- Task inputs -
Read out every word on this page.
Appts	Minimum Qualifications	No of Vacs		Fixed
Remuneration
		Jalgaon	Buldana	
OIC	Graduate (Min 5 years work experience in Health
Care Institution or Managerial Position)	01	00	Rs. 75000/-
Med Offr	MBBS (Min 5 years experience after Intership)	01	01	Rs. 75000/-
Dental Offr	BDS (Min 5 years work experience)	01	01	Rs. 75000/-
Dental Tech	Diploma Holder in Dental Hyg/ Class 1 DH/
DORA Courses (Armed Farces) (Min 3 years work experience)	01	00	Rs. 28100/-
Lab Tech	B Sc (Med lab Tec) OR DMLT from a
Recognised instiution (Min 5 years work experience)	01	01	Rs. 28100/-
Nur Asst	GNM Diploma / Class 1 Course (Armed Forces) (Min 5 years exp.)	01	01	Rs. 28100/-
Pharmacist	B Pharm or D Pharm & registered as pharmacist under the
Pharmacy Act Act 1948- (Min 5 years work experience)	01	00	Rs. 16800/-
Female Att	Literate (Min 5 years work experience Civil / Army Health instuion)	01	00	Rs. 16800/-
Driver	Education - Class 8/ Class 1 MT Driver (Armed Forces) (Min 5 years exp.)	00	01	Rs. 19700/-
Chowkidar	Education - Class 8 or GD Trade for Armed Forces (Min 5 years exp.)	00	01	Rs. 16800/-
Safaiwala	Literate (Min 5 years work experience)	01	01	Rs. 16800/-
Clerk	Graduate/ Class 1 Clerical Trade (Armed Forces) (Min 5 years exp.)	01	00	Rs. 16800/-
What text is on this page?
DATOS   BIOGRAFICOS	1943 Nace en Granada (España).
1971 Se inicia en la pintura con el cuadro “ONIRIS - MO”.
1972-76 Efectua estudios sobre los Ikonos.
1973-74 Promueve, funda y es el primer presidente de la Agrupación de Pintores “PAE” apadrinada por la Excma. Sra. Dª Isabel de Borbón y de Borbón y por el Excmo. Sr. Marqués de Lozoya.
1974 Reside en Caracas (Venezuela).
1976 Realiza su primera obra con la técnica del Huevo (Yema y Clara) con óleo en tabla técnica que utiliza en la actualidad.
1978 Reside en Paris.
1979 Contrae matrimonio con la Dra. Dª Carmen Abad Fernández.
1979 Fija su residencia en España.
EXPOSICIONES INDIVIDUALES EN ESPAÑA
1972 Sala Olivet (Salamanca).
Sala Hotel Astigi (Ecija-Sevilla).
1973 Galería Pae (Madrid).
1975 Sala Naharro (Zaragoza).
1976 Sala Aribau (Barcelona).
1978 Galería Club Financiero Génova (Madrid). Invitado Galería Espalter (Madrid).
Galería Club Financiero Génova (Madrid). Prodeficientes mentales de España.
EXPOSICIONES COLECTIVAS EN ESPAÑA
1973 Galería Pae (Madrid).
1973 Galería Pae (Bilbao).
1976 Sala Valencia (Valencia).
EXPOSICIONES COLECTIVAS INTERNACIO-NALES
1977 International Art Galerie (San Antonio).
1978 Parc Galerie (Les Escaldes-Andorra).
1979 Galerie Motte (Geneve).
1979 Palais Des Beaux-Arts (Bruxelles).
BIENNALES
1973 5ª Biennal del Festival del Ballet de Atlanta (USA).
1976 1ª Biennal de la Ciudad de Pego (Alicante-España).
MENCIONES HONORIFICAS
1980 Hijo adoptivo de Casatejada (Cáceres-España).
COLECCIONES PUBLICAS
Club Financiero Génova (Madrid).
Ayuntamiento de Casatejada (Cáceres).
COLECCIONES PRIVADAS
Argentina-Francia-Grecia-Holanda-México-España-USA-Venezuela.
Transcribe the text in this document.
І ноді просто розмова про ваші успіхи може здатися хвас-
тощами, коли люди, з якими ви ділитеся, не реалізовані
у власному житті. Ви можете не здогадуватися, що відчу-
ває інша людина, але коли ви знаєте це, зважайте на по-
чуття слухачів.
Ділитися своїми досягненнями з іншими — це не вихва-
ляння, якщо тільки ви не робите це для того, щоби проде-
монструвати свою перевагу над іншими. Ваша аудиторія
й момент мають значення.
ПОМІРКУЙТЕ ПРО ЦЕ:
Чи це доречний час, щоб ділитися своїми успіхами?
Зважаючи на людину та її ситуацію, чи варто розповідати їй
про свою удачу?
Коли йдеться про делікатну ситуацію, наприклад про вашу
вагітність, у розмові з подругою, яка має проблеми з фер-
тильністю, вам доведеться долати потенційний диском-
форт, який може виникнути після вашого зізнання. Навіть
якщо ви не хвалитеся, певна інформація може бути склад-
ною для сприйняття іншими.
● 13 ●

- What is needed -
Extract each record, keeping it identical to the original.

- Response for this exercise -
Read out every word on this page.
Appts	Minimum Qualifications	No of Vacs		Fixed
Remuneration
		Jalgaon	Buldana	
OIC	Graduate (Min 5 years work experience in Health
Care Institution or Managerial Position)	01	00	Rs. 75000/-
Med Offr	MBBS (Min 5 years experience after Intership)	01	01	Rs. 75000/-
Dental Offr	BDS (Min 5 years work experience)	01	01	Rs. 75000/-
Dental Tech	Diploma Holder in Dental Hyg/ Class 1 DH/
DORA Courses (Armed Farces) (Min 3 years work experience)	01	00	Rs. 28100/-
Lab Tech	B Sc (Med lab Tec) OR DMLT from a
Recognised instiution (Min 5 years work experience)	01	01	Rs. 28100/-
Nur Asst	GNM Diploma / Class 1 Course (Armed Forces) (Min 5 years exp.)	01	01	Rs. 28100/-
Pharmacist	B Pharm or D Pharm & registered as pharmacist under the
Pharmacy Act Act 1948- (Min 5 years work experience)	01	00	Rs. 16800/-
Female Att	Literate (Min 5 years work experience Civil / Army Health instuion)	01	00	Rs. 16800/-
Driver	Education - Class 8/ Class 1 MT Driver (Armed Forces) (Min 5 years exp.)	00	01	Rs. 19700/-
Chowkidar	Education - Class 8 or GD Trade for Armed Forces (Min 5 years exp.)	00	01	Rs. 16800/-
Safaiwala	Literate (Min 5 years work experience)	01	01	Rs. 16800/-
Clerk	Graduate/ Class 1 Clerical Trade (Armed Forces) (Min 5 years exp.)	01	00	Rs. 16800/-
What text is on this page?
DATOS   BIOGRAFICOS	1943 Nace en Granada (España).
1971 Se inicia en la pintura con el cuadro “ONIRIS - MO”.
1972-76 Efectua estudios sobre los Ikonos.
1973-74 Promueve, funda y es el primer presidente de la Agrupación de Pintores “PAE” apadrinada por la Excma. Sra. Dª Isabel de Borbón y de Borbón y por el Excmo. Sr. Marqués de Lozoya.
1974 Reside en Caracas (Venezuela).
1976 Realiza su primera obra con la técnica del Huevo (Yema y Clara) con óleo en tabla técnica que utiliza en la actualidad.
1978 Reside en Paris.
1979 Contrae matrimonio con la Dra. Dª Carmen Abad Fernández.
1979 Fija su residencia en España.
EXPOSICIONES INDIVIDUALES EN ESPAÑA
1972 Sala Olivet (Salamanca).
Sala Hotel Astigi (Ecija-Sevilla).
1973 Galería Pae (Madrid).
1975 Sala Naharro (Zaragoza).
1976 Sala Aribau (Barcelona).
1978 Galería Club Financiero Génova (Madrid). Invitado Galería Espalter (Madrid).
Galería Club Financiero Génova (Madrid). Prodeficientes mentales de España.
EXPOSICIONES COLECTIVAS EN ESPAÑA
1973 Galería Pae (Madrid).
1973 Galería Pae (Bilbao).
1976 Sala Valencia (Valencia).
EXPOSICIONES COLECTIVAS INTERNACIO-NALES
1977 International Art Galerie (San Antonio).
1978 Parc Galerie (Les Escaldes-Andorra).
1979 Galerie Motte (Geneve).
1979 Palais Des Beaux-Arts (Bruxelles).
BIENNALES
1973 5ª Biennal del Festival del Ballet de Atlanta (USA).
1976 1ª Biennal de la Ciudad de Pego (Alicante-España).
MENCIONES HONORIFICAS
1980 Hijo adoptivo de Casatejada (Cáceres-España).
COLECCIONES PUBLICAS
Club Financiero Génova (Madrid).
Ayuntamiento de Casatejada (Cáceres).
COLECCIONES PRIVADAS
Argentina-Francia-Grecia-Holanda-México-España-USA-Venezuela.
Transcribe the text in this document.
І ноді просто розмова про ваші успіхи може здатися хвас-
тощами, коли люди, з якими ви ділитеся, не реалізовані
у власному житті. Ви можете не здогадуватися, що відчу-
ває інша людина, але коли ви знаєте це, зважайте на по-
чуття слухачів.
Ділитися своїми досягненнями з іншими — це не вихва-
ляння, якщо тільки ви не робите це для того, щоби проде-
монструвати свою перевагу над іншими. Ваша аудиторія
й момент мають значення.
ПОМІРКУЙТЕ ПРО ЦЕ:
Чи це доречний час, щоб ділитися своїми успіхами?
Зважаючи на людину та її ситуацію, чи варто розповідати їй
про свою удачу?
Коли йдеться про делікатну ситуацію, наприклад про вашу
вагітність, у розмові з подругою, яка має проблеми з фер-
тильністю, вам доведеться долати потенційний диском-
форт, який може виникнути після вашого зізнання. Навіть
якщо ви не хвалитеся, певна інформація може бути склад-
ною для сприйняття іншими.
● 13 ●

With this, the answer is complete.